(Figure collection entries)
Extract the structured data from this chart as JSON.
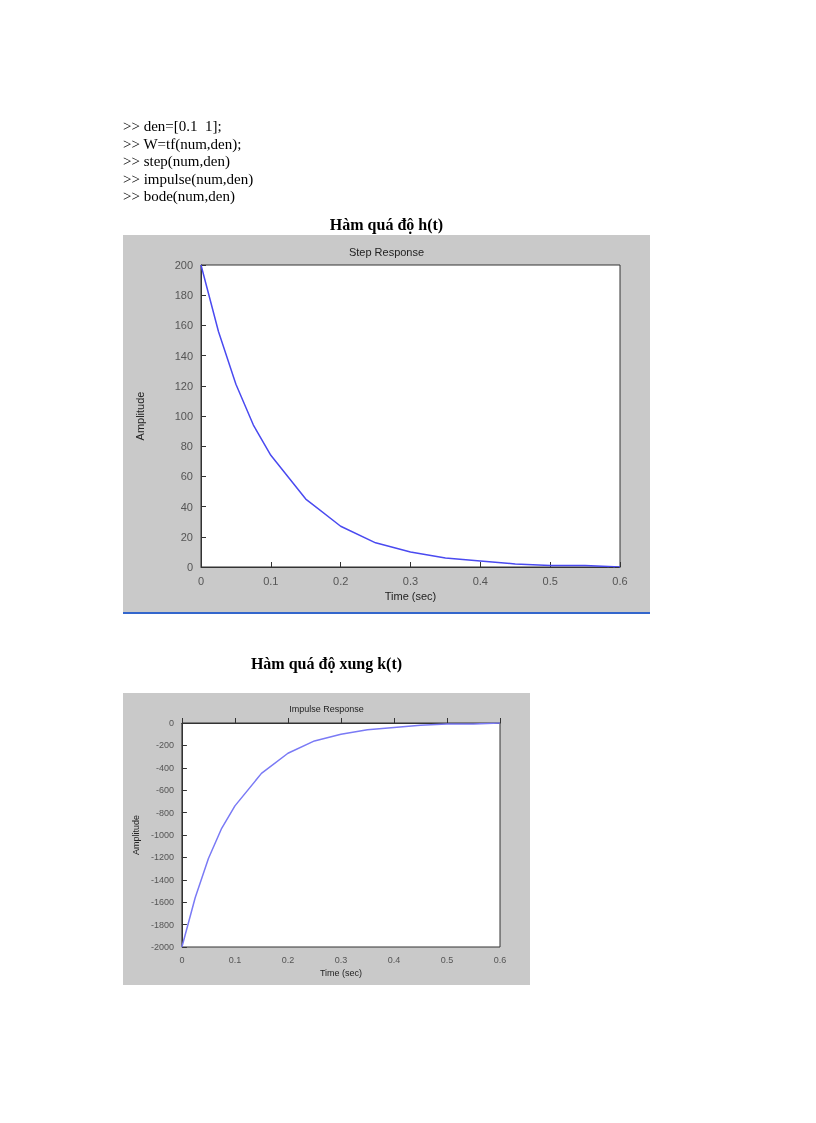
{
  "chart_data": [
    {
      "type": "line",
      "title": "Hàm quá độ h(t)",
      "subtitle": "Step Response",
      "xlabel": "Time (sec)",
      "ylabel": "Amplitude",
      "annotations": [
        ">> den=[0.1  1];",
        ">> W=tf(num,den);",
        ">> step(num,den)",
        ">> impulse(num,den)",
        ">> bode(num,den)"
      ],
      "x": [
        0,
        0.025,
        0.05,
        0.075,
        0.1,
        0.15,
        0.2,
        0.25,
        0.3,
        0.35,
        0.4,
        0.45,
        0.5,
        0.55,
        0.6
      ],
      "series": [
        {
          "color": "#4a4af0",
          "values": [
            200,
            156,
            121,
            94,
            74,
            45,
            27,
            16,
            10,
            6,
            4,
            2,
            1,
            1,
            0
          ]
        }
      ],
      "xlim": [
        0,
        0.6
      ],
      "xticks": [
        0,
        0.1,
        0.2,
        0.3,
        0.4,
        0.5,
        0.6
      ],
      "ylim": [
        0,
        200
      ],
      "yticks": [
        0,
        20,
        40,
        60,
        80,
        100,
        120,
        140,
        160,
        180,
        200
      ],
      "ref_lines": [
        {
          "axis": "y",
          "value": 0,
          "label": null,
          "color": "#333333",
          "line_style": "dashed"
        }
      ],
      "grid": false,
      "marker": "none",
      "line_style": "solid"
    },
    {
      "type": "line",
      "title": "Hàm quá độ xung k(t)",
      "subtitle": "Impulse Response",
      "xlabel": "Time (sec)",
      "ylabel": "Amplitude",
      "x": [
        0,
        0.025,
        0.05,
        0.075,
        0.1,
        0.15,
        0.2,
        0.25,
        0.3,
        0.35,
        0.4,
        0.45,
        0.5,
        0.55,
        0.6
      ],
      "series": [
        {
          "color": "#7a7af5",
          "values": [
            -2000,
            -1560,
            -1210,
            -940,
            -740,
            -450,
            -270,
            -160,
            -100,
            -60,
            -40,
            -20,
            -10,
            -10,
            0
          ]
        }
      ],
      "xlim": [
        0,
        0.6
      ],
      "xticks": [
        0,
        0.1,
        0.2,
        0.3,
        0.4,
        0.5,
        0.6
      ],
      "ylim": [
        -2000,
        0
      ],
      "yticks": [
        -2000,
        -1800,
        -1600,
        -1400,
        -1200,
        -1000,
        -800,
        -600,
        -400,
        -200,
        0
      ],
      "grid": false,
      "marker": "none",
      "line_style": "solid"
    }
  ]
}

* **BRIEF**:
Working from the material above, transcribe it exactly while omitting pictures.

* **TASK ANSWER**:
Extract the structured data from this chart as JSON.
{
  "chart_data": [
    {
      "type": "line",
      "title": "Hàm quá độ h(t)",
      "subtitle": "Step Response",
      "xlabel": "Time (sec)",
      "ylabel": "Amplitude",
      "annotations": [
        ">> den=[0.1  1];",
        ">> W=tf(num,den);",
        ">> step(num,den)",
        ">> impulse(num,den)",
        ">> bode(num,den)"
      ],
      "x": [
        0,
        0.025,
        0.05,
        0.075,
        0.1,
        0.15,
        0.2,
        0.25,
        0.3,
        0.35,
        0.4,
        0.45,
        0.5,
        0.55,
        0.6
      ],
      "series": [
        {
          "color": "#4a4af0",
          "values": [
            200,
            156,
            121,
            94,
            74,
            45,
            27,
            16,
            10,
            6,
            4,
            2,
            1,
            1,
            0
          ]
        }
      ],
      "xlim": [
        0,
        0.6
      ],
      "xticks": [
        0,
        0.1,
        0.2,
        0.3,
        0.4,
        0.5,
        0.6
      ],
      "ylim": [
        0,
        200
      ],
      "yticks": [
        0,
        20,
        40,
        60,
        80,
        100,
        120,
        140,
        160,
        180,
        200
      ],
      "ref_lines": [
        {
          "axis": "y",
          "value": 0,
          "label": null,
          "color": "#333333",
          "line_style": "dashed"
        }
      ],
      "grid": false,
      "marker": "none",
      "line_style": "solid"
    },
    {
      "type": "line",
      "title": "Hàm quá độ xung k(t)",
      "subtitle": "Impulse Response",
      "xlabel": "Time (sec)",
      "ylabel": "Amplitude",
      "x": [
        0,
        0.025,
        0.05,
        0.075,
        0.1,
        0.15,
        0.2,
        0.25,
        0.3,
        0.35,
        0.4,
        0.45,
        0.5,
        0.55,
        0.6
      ],
      "series": [
        {
          "color": "#7a7af5",
          "values": [
            -2000,
            -1560,
            -1210,
            -940,
            -740,
            -450,
            -270,
            -160,
            -100,
            -60,
            -40,
            -20,
            -10,
            -10,
            0
          ]
        }
      ],
      "xlim": [
        0,
        0.6
      ],
      "xticks": [
        0,
        0.1,
        0.2,
        0.3,
        0.4,
        0.5,
        0.6
      ],
      "ylim": [
        -2000,
        0
      ],
      "yticks": [
        -2000,
        -1800,
        -1600,
        -1400,
        -1200,
        -1000,
        -800,
        -600,
        -400,
        -200,
        0
      ],
      "grid": false,
      "marker": "none",
      "line_style": "solid"
    }
  ]
}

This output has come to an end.